* _YOUR INSTRUCTIONS_: Pictures don't belong in the copy. Set down the lines from the one containing "Extract the structured" through the last line, exactly as they are.

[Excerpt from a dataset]

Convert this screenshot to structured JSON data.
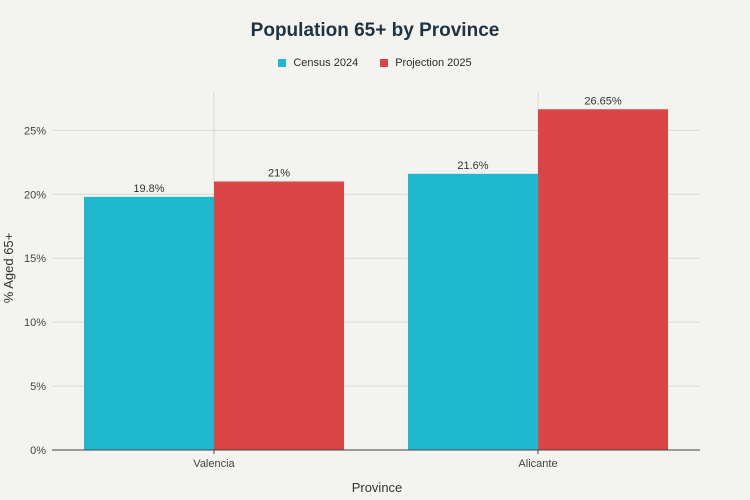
{
  "chart_data": {
    "type": "bar",
    "title": "Population 65+ by Province",
    "xlabel": "Province",
    "ylabel": "% Aged 65+",
    "categories": [
      "Valencia",
      "Alicante"
    ],
    "series": [
      {
        "name": "Census 2024",
        "color": "#1fb8cd",
        "values": [
          19.8,
          21.6
        ],
        "labels": [
          "19.8%",
          "21.6%"
        ]
      },
      {
        "name": "Projection 2025",
        "color": "#db4545",
        "values": [
          21,
          26.65
        ],
        "labels": [
          "21%",
          "26.65%"
        ]
      }
    ],
    "ylim": [
      0,
      28
    ],
    "yticks": [
      0,
      5,
      10,
      15,
      20,
      25
    ],
    "ytick_labels": [
      "0%",
      "5%",
      "10%",
      "15%",
      "20%",
      "25%"
    ],
    "grid": true,
    "legend_position": "top-center"
  }
}
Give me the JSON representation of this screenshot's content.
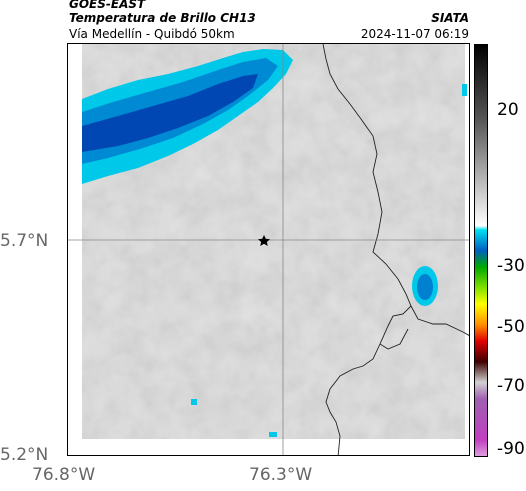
{
  "header": {
    "satellite": "GOES-EAST",
    "title": "Temperatura de Brillo CH13",
    "subtitle": "Vía Medellín - Quibdó 50km",
    "brand": "SIATA",
    "timestamp": "2024-11-07 06:19"
  },
  "axes": {
    "lat_ticks": [
      "5.7°N",
      "5.2°N"
    ],
    "lon_ticks": [
      "76.8°W",
      "76.3°W"
    ]
  },
  "colorbar": {
    "labels": [
      "20",
      "-30",
      "-50",
      "-70",
      "-90"
    ]
  },
  "map": {
    "marker_icon": "star-icon",
    "cold_cloud_color": "#0047b3",
    "cloud_edge_color": "#00c8e8",
    "background_gray": "#d4d4d4"
  }
}
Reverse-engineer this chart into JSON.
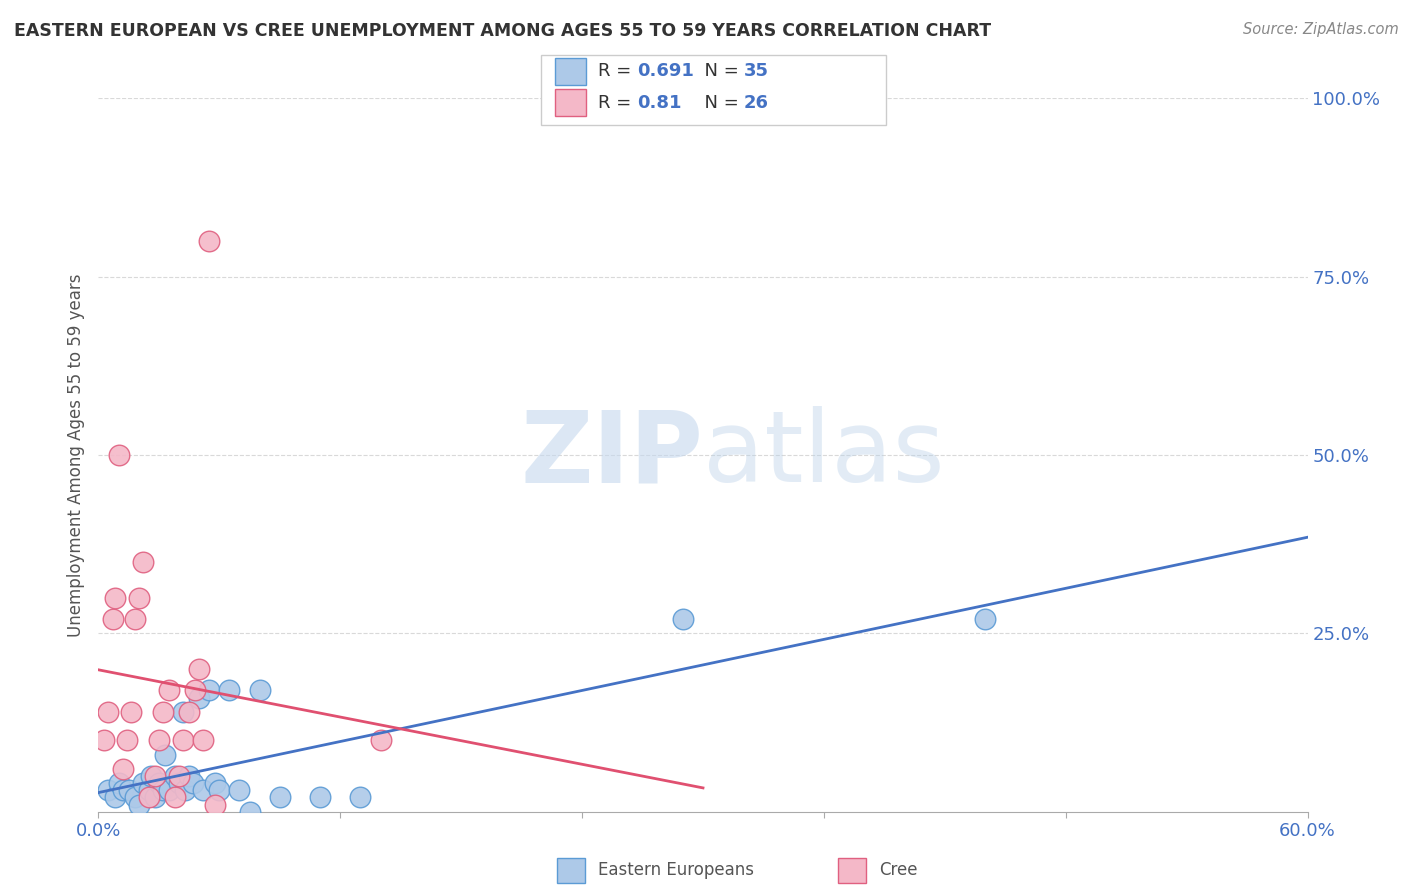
{
  "title": "EASTERN EUROPEAN VS CREE UNEMPLOYMENT AMONG AGES 55 TO 59 YEARS CORRELATION CHART",
  "source": "Source: ZipAtlas.com",
  "legend_ee_label": "Eastern Europeans",
  "legend_cree_label": "Cree",
  "ylabel": "Unemployment Among Ages 55 to 59 years",
  "xlim": [
    0.0,
    0.6
  ],
  "ylim": [
    0.0,
    1.0
  ],
  "eastern_european_R": 0.691,
  "eastern_european_N": 35,
  "cree_R": 0.81,
  "cree_N": 26,
  "eastern_european_color": "#adc9e8",
  "eastern_european_edge_color": "#5b9bd5",
  "eastern_european_line_color": "#4472c4",
  "cree_color": "#f4b8c8",
  "cree_edge_color": "#e06080",
  "cree_line_color": "#e05070",
  "watermark_zip": "ZIP",
  "watermark_atlas": "atlas",
  "background_color": "#ffffff",
  "grid_color": "#d9d9d9",
  "eastern_european_x": [
    0.005,
    0.008,
    0.01,
    0.012,
    0.015,
    0.018,
    0.02,
    0.022,
    0.025,
    0.026,
    0.028,
    0.03,
    0.032,
    0.033,
    0.035,
    0.038,
    0.04,
    0.042,
    0.043,
    0.045,
    0.047,
    0.05,
    0.052,
    0.055,
    0.058,
    0.06,
    0.065,
    0.07,
    0.075,
    0.08,
    0.09,
    0.11,
    0.13,
    0.29,
    0.44
  ],
  "eastern_european_y": [
    0.03,
    0.02,
    0.04,
    0.03,
    0.03,
    0.02,
    0.01,
    0.04,
    0.03,
    0.05,
    0.02,
    0.04,
    0.03,
    0.08,
    0.03,
    0.05,
    0.04,
    0.14,
    0.03,
    0.05,
    0.04,
    0.16,
    0.03,
    0.17,
    0.04,
    0.03,
    0.17,
    0.03,
    0.0,
    0.17,
    0.02,
    0.02,
    0.02,
    0.27,
    0.27
  ],
  "cree_x": [
    0.003,
    0.005,
    0.007,
    0.008,
    0.01,
    0.012,
    0.014,
    0.016,
    0.018,
    0.02,
    0.022,
    0.025,
    0.028,
    0.03,
    0.032,
    0.035,
    0.038,
    0.04,
    0.042,
    0.045,
    0.048,
    0.05,
    0.052,
    0.055,
    0.058,
    0.14
  ],
  "cree_y": [
    0.1,
    0.14,
    0.27,
    0.3,
    0.5,
    0.06,
    0.1,
    0.14,
    0.27,
    0.3,
    0.35,
    0.02,
    0.05,
    0.1,
    0.14,
    0.17,
    0.02,
    0.05,
    0.1,
    0.14,
    0.17,
    0.2,
    0.1,
    0.8,
    0.01,
    0.1
  ]
}
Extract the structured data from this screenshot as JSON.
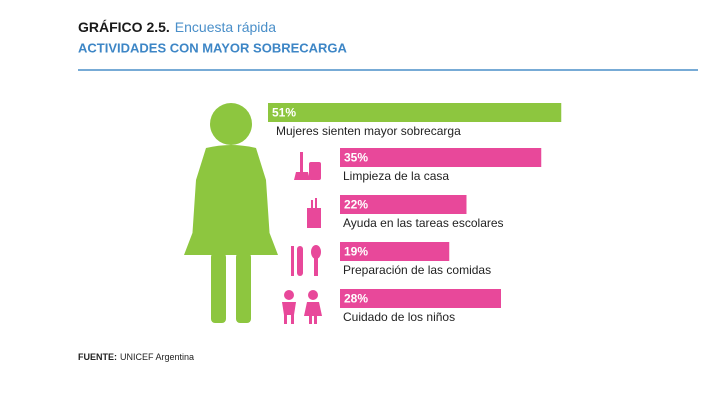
{
  "title": "GRÁFICO 2.5.",
  "title_note": "Encuesta rápida",
  "subtitle": "ACTIVIDADES CON MAYOR SOBRECARGA",
  "source_label": "FUENTE:",
  "source": "UNICEF Argentina",
  "chart_data": {
    "type": "bar",
    "orientation": "horizontal",
    "categories": [
      "Mujeres sienten mayor sobrecarga",
      "Limpieza de la casa",
      "Ayuda en las tareas escolares",
      "Preparación de las comidas",
      "Cuidado de los niños"
    ],
    "values": [
      51,
      35,
      22,
      19,
      28
    ],
    "value_labels": [
      "51%",
      "35%",
      "22%",
      "19%",
      "28%"
    ],
    "colors": [
      "#8dc63f",
      "#e8489a",
      "#e8489a",
      "#e8489a",
      "#e8489a"
    ]
  }
}
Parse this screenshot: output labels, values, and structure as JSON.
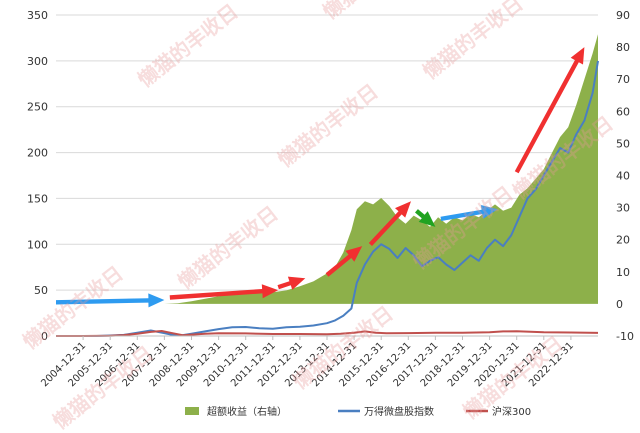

* _TASK RESULT_:
Extract the structured data from this screenshot as JSON.
{
  "title": "GRÁFICO 2.5.",
  "title_note": "Encuesta rápida",
  "subtitle": "ACTIVIDADES CON MAYOR SOBRECARGA",
  "source_label": "FUENTE:",
  "source": "UNICEF Argentina",
  "chart_data": {
    "type": "bar",
    "orientation": "horizontal",
    "categories": [
      "Mujeres sienten mayor sobrecarga",
      "Limpieza de la casa",
      "Ayuda en las tareas escolares",
      "Preparación de las comidas",
      "Cuidado de los niños"
    ],
    "values": [
      51,
      35,
      22,
      19,
      28
    ],
    "value_labels": [
      "51%",
      "35%",
      "22%",
      "19%",
      "28%"
    ],
    "colors": [
      "#8dc63f",
      "#e8489a",
      "#e8489a",
      "#e8489a",
      "#e8489a"
    ]
  }
}
Parse this screenshot: output labels, values, and structure as JSON.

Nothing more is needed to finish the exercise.